Gather every line in the records below that contains the word "Area".

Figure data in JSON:
★ ★ ★

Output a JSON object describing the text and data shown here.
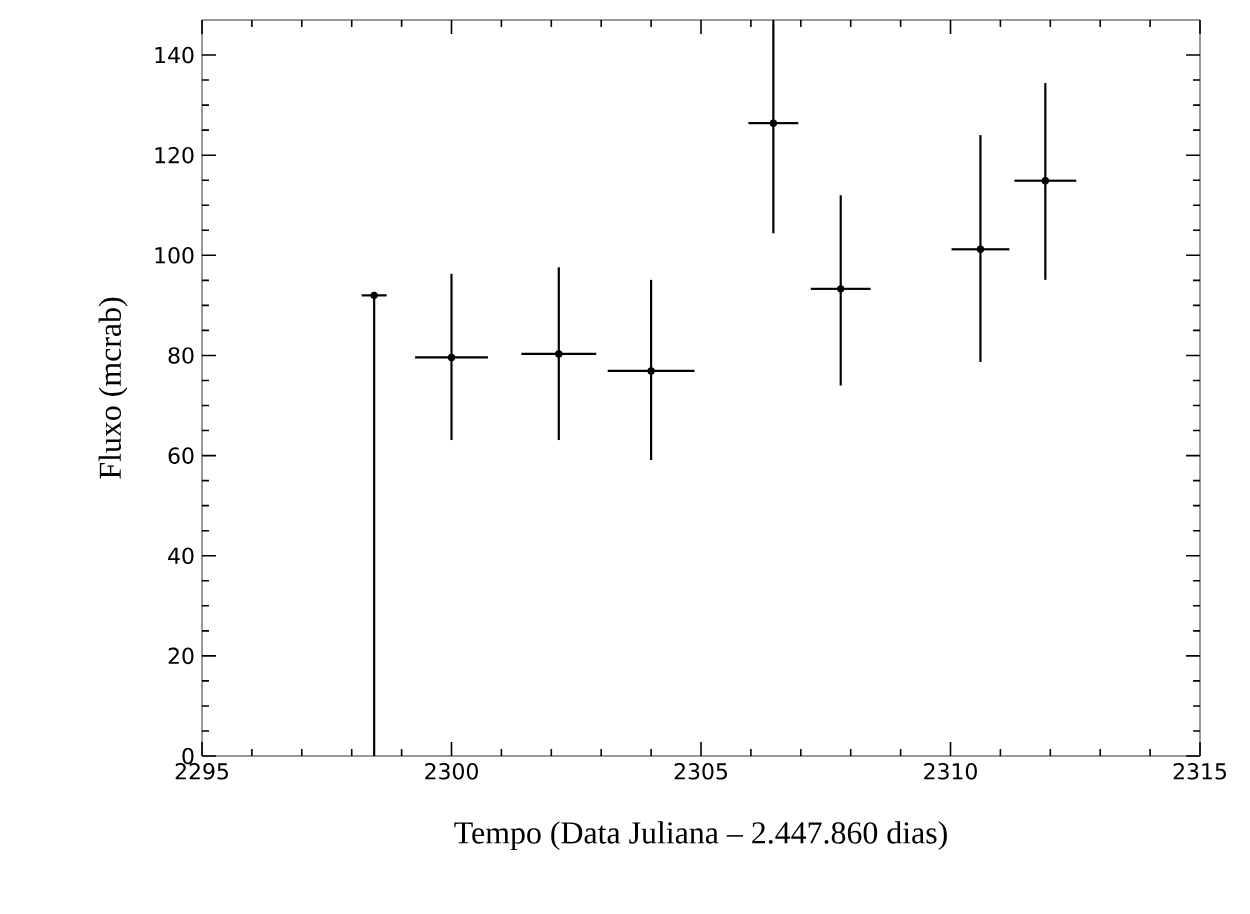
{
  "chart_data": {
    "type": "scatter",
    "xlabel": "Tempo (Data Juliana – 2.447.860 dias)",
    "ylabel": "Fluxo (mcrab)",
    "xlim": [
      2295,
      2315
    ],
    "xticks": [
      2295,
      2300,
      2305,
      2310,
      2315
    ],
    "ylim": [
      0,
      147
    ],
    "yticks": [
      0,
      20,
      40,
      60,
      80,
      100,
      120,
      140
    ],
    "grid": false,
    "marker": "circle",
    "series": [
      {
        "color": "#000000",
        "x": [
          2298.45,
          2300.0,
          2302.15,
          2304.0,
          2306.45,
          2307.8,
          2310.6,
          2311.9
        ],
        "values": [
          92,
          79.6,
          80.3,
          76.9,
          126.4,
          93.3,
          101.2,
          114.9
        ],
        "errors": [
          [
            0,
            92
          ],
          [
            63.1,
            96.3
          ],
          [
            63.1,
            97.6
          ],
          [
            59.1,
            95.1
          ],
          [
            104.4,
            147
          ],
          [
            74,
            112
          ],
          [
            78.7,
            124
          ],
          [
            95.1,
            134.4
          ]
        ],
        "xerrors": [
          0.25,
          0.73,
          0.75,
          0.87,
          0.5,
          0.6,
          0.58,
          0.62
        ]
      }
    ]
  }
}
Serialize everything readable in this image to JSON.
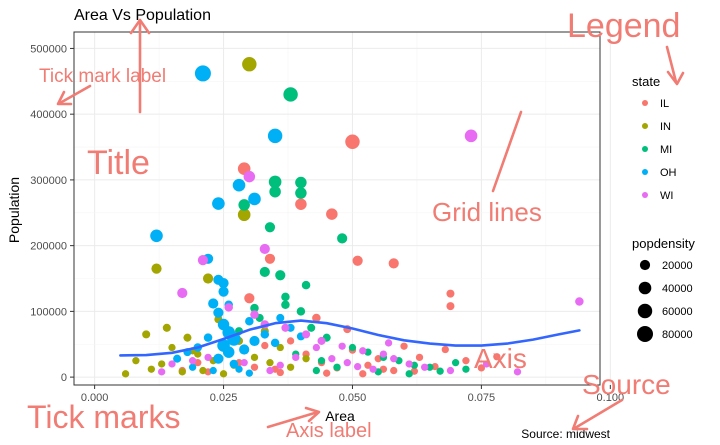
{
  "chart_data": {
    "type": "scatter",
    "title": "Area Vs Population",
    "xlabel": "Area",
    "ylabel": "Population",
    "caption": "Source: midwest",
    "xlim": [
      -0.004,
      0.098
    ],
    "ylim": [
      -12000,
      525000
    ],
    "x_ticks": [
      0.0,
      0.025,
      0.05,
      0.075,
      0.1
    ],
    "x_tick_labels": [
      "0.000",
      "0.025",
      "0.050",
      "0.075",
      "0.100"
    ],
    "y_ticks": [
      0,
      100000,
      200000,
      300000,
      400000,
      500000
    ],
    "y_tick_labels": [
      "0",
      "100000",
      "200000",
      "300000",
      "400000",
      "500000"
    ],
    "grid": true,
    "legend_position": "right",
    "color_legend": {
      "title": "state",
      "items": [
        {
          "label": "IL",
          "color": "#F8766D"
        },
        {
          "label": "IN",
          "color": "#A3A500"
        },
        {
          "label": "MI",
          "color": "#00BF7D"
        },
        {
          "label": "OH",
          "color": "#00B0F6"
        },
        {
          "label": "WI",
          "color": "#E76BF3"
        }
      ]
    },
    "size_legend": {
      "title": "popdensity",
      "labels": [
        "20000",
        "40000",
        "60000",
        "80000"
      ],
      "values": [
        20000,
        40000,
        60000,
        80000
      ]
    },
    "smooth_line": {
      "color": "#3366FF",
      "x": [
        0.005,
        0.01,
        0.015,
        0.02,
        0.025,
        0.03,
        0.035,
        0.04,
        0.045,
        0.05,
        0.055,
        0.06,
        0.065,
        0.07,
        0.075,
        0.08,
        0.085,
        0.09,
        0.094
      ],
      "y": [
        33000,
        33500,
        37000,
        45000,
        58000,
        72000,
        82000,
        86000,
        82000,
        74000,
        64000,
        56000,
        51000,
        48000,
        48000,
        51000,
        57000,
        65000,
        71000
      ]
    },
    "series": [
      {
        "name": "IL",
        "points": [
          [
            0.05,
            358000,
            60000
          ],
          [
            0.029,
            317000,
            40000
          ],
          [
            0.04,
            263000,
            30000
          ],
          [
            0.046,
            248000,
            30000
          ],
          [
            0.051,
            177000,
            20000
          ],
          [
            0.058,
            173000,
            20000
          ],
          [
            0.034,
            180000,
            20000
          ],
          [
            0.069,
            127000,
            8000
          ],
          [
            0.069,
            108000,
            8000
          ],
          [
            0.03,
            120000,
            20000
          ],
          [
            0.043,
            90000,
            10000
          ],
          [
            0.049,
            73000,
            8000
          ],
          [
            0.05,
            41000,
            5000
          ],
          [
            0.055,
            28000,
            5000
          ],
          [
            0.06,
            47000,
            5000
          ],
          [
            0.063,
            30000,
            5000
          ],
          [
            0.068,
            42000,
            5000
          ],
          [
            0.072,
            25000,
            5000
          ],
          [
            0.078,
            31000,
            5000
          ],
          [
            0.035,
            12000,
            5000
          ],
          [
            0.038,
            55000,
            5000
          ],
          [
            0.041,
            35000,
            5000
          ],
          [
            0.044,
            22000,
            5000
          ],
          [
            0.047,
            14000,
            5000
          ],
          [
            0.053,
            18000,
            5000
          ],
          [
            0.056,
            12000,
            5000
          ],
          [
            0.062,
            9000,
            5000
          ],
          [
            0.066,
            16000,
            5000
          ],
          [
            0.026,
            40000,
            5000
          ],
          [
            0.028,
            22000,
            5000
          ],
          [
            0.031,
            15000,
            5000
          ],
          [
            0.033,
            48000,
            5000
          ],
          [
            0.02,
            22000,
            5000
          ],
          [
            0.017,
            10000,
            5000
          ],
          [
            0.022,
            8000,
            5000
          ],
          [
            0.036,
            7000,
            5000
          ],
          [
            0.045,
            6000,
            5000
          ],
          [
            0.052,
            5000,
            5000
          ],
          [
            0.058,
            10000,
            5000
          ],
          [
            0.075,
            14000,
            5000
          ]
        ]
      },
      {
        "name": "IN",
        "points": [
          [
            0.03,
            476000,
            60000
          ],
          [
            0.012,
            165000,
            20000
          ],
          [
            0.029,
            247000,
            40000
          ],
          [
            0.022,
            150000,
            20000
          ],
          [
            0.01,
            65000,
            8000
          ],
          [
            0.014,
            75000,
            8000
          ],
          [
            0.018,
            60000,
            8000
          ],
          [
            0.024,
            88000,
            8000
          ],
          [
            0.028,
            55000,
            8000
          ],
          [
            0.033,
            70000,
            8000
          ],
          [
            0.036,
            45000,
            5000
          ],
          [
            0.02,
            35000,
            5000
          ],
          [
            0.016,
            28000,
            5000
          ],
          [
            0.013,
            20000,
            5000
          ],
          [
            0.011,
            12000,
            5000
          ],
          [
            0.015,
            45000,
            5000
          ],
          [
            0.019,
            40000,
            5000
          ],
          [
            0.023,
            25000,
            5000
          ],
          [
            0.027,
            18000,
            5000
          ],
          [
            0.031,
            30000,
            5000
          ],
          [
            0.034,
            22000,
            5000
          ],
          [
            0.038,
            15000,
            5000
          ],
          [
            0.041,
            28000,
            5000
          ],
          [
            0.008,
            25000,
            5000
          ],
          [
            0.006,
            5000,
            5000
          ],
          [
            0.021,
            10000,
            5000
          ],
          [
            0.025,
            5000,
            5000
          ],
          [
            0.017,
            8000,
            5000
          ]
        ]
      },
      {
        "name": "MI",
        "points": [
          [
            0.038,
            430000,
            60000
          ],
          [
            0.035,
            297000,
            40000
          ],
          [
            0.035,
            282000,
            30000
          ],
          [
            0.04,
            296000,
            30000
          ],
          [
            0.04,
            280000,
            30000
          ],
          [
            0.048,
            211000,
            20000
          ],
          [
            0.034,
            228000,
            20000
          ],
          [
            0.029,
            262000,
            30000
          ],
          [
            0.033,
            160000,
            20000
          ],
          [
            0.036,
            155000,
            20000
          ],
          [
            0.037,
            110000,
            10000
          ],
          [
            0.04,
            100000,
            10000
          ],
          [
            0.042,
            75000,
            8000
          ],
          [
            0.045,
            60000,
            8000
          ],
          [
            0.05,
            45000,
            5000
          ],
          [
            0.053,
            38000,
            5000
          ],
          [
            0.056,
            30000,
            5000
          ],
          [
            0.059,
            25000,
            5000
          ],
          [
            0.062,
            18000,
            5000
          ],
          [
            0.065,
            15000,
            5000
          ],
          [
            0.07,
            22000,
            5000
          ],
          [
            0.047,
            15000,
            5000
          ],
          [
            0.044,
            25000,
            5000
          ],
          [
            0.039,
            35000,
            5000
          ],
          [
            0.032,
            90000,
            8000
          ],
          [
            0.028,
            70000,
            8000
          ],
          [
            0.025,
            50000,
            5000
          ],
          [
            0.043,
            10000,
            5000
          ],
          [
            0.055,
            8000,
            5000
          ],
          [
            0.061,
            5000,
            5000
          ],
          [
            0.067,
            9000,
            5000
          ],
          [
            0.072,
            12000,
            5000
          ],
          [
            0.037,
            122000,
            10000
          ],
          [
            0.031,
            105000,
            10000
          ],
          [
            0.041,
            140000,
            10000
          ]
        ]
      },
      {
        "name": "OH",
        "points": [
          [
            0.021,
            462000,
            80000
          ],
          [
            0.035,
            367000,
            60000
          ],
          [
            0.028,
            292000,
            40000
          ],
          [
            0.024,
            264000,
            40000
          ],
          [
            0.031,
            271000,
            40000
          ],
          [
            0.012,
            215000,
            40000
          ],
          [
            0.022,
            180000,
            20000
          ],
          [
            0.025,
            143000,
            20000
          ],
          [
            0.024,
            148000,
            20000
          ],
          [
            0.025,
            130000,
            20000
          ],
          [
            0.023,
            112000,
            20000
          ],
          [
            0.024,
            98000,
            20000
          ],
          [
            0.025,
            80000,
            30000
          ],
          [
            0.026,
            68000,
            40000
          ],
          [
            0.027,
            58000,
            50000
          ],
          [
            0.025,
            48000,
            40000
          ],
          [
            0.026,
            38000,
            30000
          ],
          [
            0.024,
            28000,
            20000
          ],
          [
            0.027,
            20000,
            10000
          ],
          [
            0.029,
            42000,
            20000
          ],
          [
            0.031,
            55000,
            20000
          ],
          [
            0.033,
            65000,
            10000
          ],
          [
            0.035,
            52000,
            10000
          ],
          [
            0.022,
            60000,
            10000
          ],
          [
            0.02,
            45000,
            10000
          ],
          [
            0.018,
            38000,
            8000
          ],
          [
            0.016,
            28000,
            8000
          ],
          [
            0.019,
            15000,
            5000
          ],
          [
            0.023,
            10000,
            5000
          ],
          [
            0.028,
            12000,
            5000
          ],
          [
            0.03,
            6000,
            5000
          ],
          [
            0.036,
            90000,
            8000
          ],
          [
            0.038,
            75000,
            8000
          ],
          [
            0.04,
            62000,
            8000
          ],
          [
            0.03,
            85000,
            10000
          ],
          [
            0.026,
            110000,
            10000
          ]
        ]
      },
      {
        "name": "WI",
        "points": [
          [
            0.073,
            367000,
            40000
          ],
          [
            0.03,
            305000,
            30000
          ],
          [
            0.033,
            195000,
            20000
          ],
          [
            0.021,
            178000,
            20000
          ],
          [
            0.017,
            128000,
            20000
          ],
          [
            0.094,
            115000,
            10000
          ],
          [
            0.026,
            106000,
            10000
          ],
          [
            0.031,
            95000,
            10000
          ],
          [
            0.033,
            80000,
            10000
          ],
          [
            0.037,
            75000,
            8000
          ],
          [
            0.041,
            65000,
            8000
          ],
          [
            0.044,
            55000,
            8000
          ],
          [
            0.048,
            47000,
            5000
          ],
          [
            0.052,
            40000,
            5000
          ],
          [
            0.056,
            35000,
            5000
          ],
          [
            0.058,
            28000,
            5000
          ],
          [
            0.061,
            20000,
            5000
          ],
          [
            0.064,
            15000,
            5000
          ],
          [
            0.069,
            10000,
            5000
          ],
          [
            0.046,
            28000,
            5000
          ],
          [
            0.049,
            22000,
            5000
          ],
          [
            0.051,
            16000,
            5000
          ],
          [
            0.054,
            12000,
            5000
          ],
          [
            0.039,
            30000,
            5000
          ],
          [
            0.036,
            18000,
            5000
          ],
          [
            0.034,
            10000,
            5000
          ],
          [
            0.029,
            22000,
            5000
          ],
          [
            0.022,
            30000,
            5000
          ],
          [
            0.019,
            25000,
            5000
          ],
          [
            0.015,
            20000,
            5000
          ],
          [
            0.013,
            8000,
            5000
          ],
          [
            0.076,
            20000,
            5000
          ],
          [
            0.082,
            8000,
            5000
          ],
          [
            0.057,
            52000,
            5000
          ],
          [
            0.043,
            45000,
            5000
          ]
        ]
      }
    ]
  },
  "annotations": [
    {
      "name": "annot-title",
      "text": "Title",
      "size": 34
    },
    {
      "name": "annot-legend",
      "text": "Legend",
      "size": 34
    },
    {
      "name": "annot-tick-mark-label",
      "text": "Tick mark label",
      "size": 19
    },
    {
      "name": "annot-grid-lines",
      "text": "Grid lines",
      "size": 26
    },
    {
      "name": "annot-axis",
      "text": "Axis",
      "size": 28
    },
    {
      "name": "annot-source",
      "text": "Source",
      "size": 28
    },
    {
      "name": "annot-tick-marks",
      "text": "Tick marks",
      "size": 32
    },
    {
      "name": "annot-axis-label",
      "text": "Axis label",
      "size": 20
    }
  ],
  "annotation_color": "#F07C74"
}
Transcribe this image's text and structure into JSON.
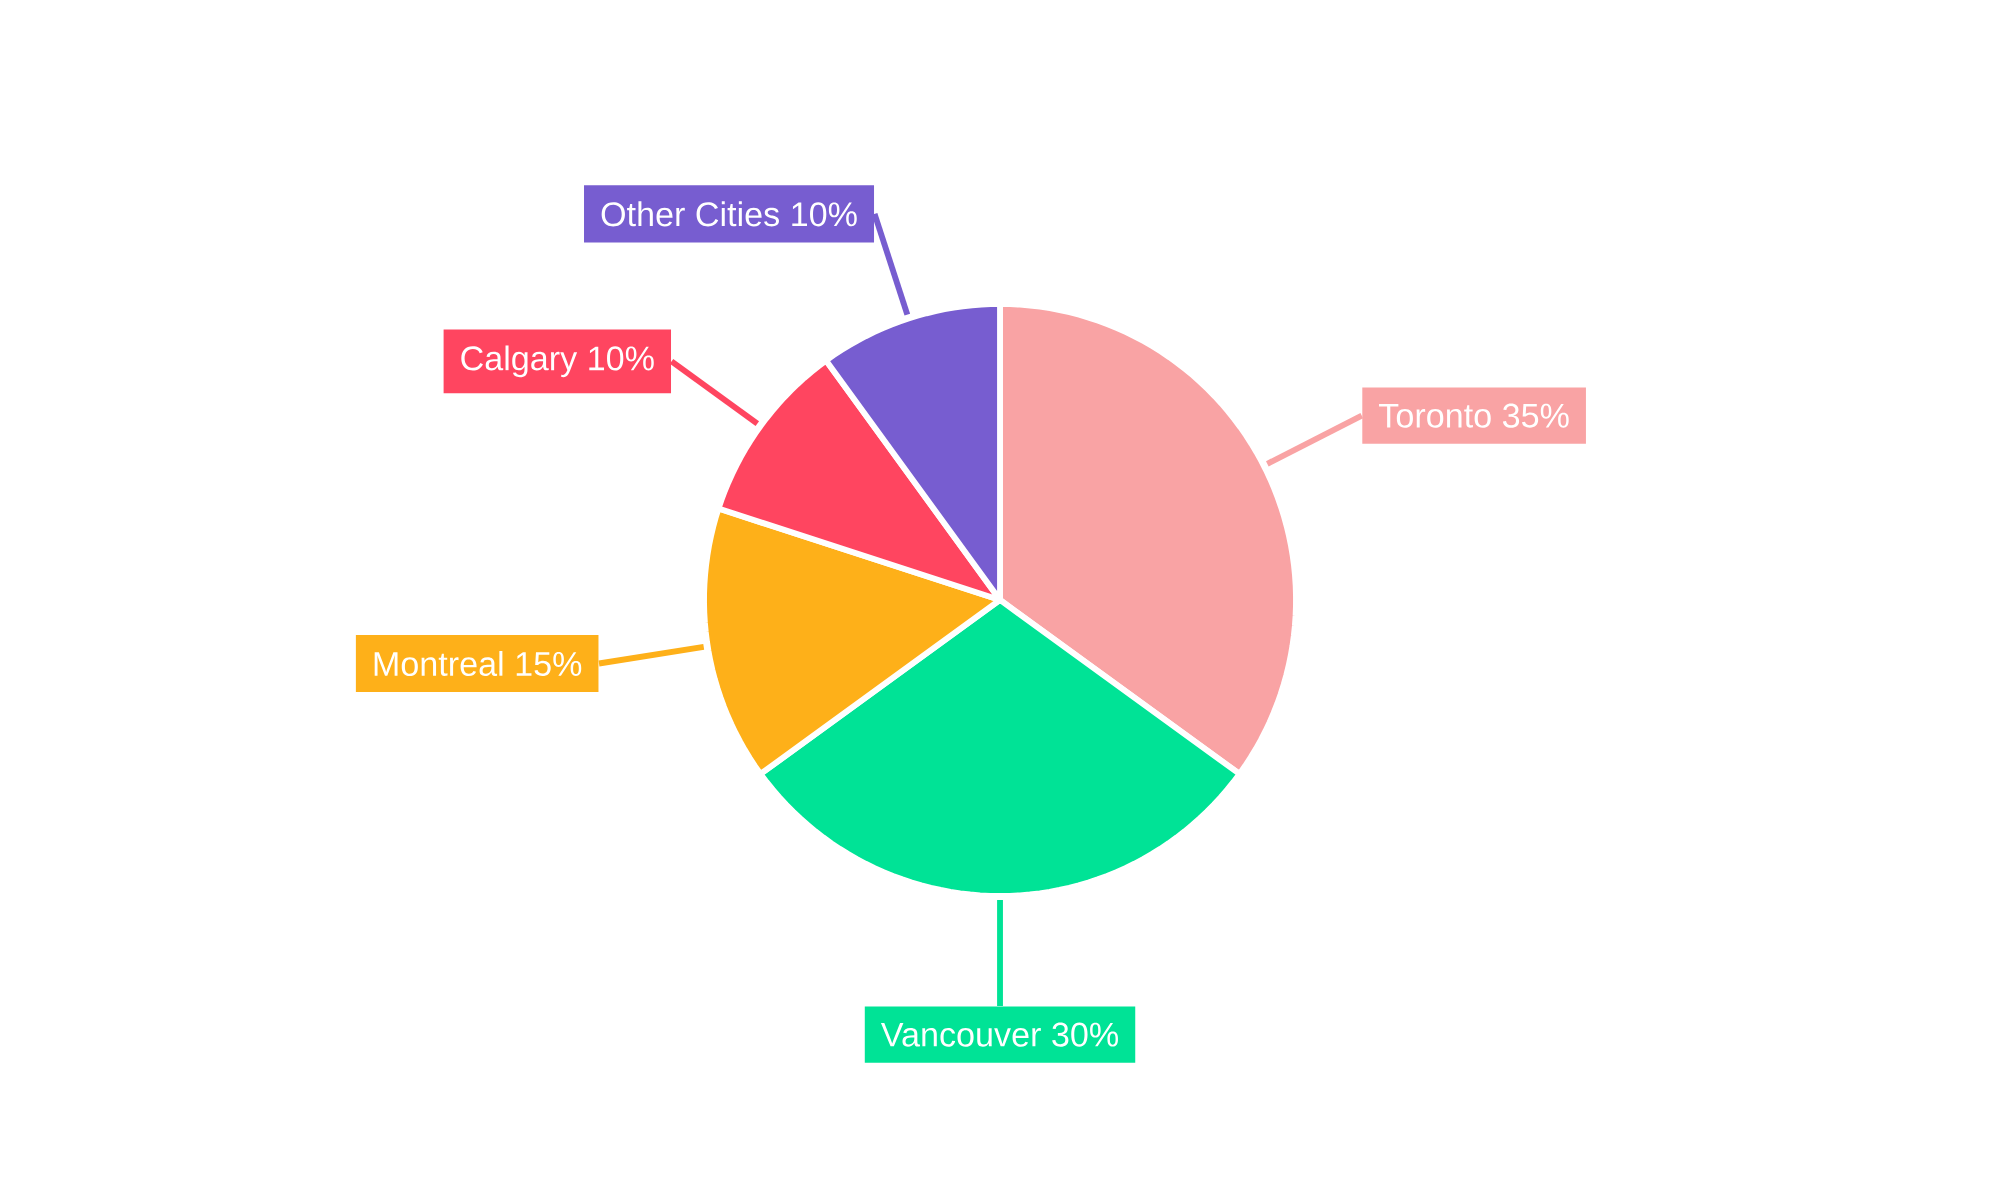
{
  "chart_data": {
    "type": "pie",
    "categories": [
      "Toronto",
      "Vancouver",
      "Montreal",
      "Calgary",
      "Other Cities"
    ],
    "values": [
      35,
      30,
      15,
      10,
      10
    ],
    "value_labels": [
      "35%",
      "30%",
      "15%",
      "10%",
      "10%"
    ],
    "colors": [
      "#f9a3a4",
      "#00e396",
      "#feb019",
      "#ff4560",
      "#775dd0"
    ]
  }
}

★ ★ ★

Exercise result:
    "title": "Area Vs Population",
    "xlabel": "Area",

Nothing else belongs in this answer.